→ **TASK DIRECTIONS**
From the listing below, pull out the lines that hold "circle".

→ **Data entries**
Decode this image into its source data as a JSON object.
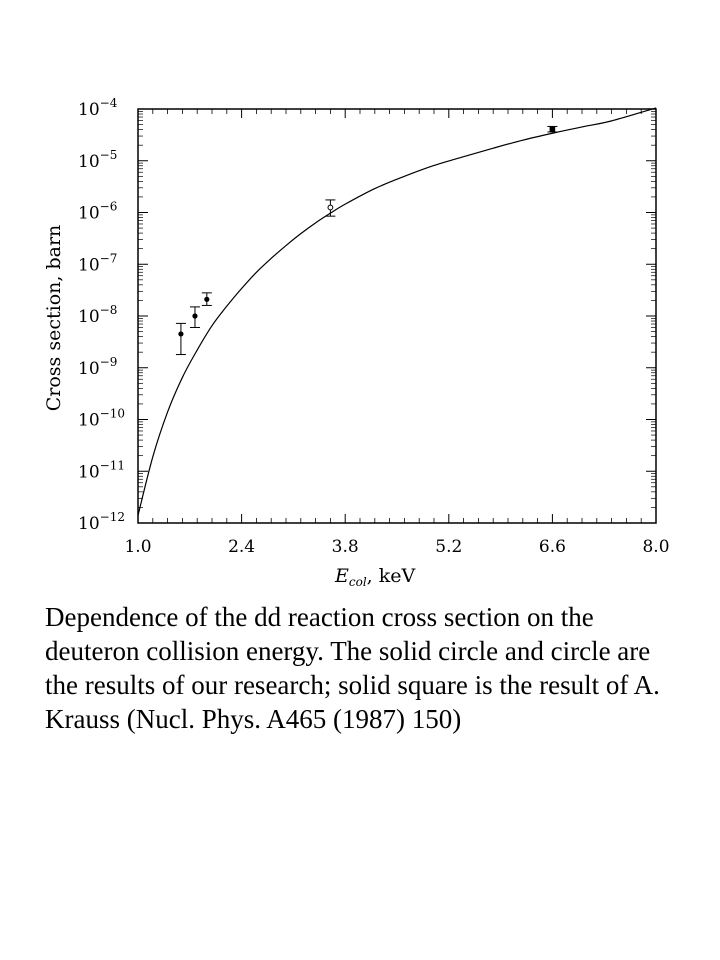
{
  "chart_data": {
    "type": "scatter",
    "xlabel_main": "E",
    "xlabel_sub": "col",
    "xlabel_rest": ", keV",
    "ylabel": "Cross section, barn",
    "xlim": [
      1.0,
      8.0
    ],
    "ylim_log10": [
      -12,
      -4
    ],
    "y_scale": "log",
    "x_ticks": [
      "1.0",
      "2.4",
      "3.8",
      "5.2",
      "6.6",
      "8.0"
    ],
    "y_ticks": [
      {
        "exp": -4,
        "base": "10",
        "sup": "−4"
      },
      {
        "exp": -5,
        "base": "10",
        "sup": "−5"
      },
      {
        "exp": -6,
        "base": "10",
        "sup": "−6"
      },
      {
        "exp": -7,
        "base": "10",
        "sup": "−7"
      },
      {
        "exp": -8,
        "base": "10",
        "sup": "−8"
      },
      {
        "exp": -9,
        "base": "10",
        "sup": "−9"
      },
      {
        "exp": -10,
        "base": "10",
        "sup": "−10"
      },
      {
        "exp": -11,
        "base": "10",
        "sup": "−11"
      },
      {
        "exp": -12,
        "base": "10",
        "sup": "−12"
      }
    ],
    "curve": {
      "x": [
        1.0,
        1.2,
        1.4,
        1.6,
        1.8,
        2.0,
        2.2,
        2.4,
        2.6,
        2.8,
        3.0,
        3.2,
        3.4,
        3.6,
        3.8,
        4.2,
        4.6,
        5.0,
        5.4,
        5.8,
        6.2,
        6.6,
        7.0,
        7.4,
        8.0
      ],
      "y": [
        1.4e-12,
        1.9e-11,
        1.4e-10,
        6.5e-10,
        2.2e-09,
        6.5e-09,
        1.55e-08,
        3.4e-08,
        7e-08,
        1.3e-07,
        2.3e-07,
        3.9e-07,
        6.3e-07,
        9.7e-07,
        1.45e-06,
        2.9e-06,
        5e-06,
        8.1e-06,
        1.2e-05,
        1.75e-05,
        2.5e-05,
        3.4e-05,
        4.5e-05,
        5.9e-05,
        0.000105
      ]
    },
    "series": [
      {
        "marker": "solid-circle",
        "points": [
          {
            "x": 1.58,
            "y": 4.5e-09,
            "y_low": 1.8e-09,
            "y_high": 7.2e-09
          },
          {
            "x": 1.77,
            "y": 1e-08,
            "y_low": 6e-09,
            "y_high": 1.5e-08
          },
          {
            "x": 1.93,
            "y": 2.1e-08,
            "y_low": 1.6e-08,
            "y_high": 2.8e-08
          }
        ]
      },
      {
        "marker": "circle",
        "points": [
          {
            "x": 3.6,
            "y": 1.25e-06,
            "y_low": 8.5e-07,
            "y_high": 1.75e-06
          }
        ]
      },
      {
        "marker": "solid-square",
        "points": [
          {
            "x": 6.6,
            "y": 4.1e-05,
            "y_low": 3.6e-05,
            "y_high": 4.6e-05
          }
        ]
      }
    ],
    "grid": false
  },
  "caption": "Dependence of the dd reaction cross section on the deuteron collision energy. The solid circle and circle are the results of our research; solid square is the result of A. Krauss (Nucl. Phys. A465 (1987) 150)"
}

→ **WRITTEN ANSWER**
        "marker": "solid-circle",
        "marker": "circle",
  "caption": "Dependence of the dd reaction cross section on the deuteron collision energy. The solid circle and circle are the results of our research; solid square is the result of A. Krauss (Nucl. Phys. A465 (1987) 150)"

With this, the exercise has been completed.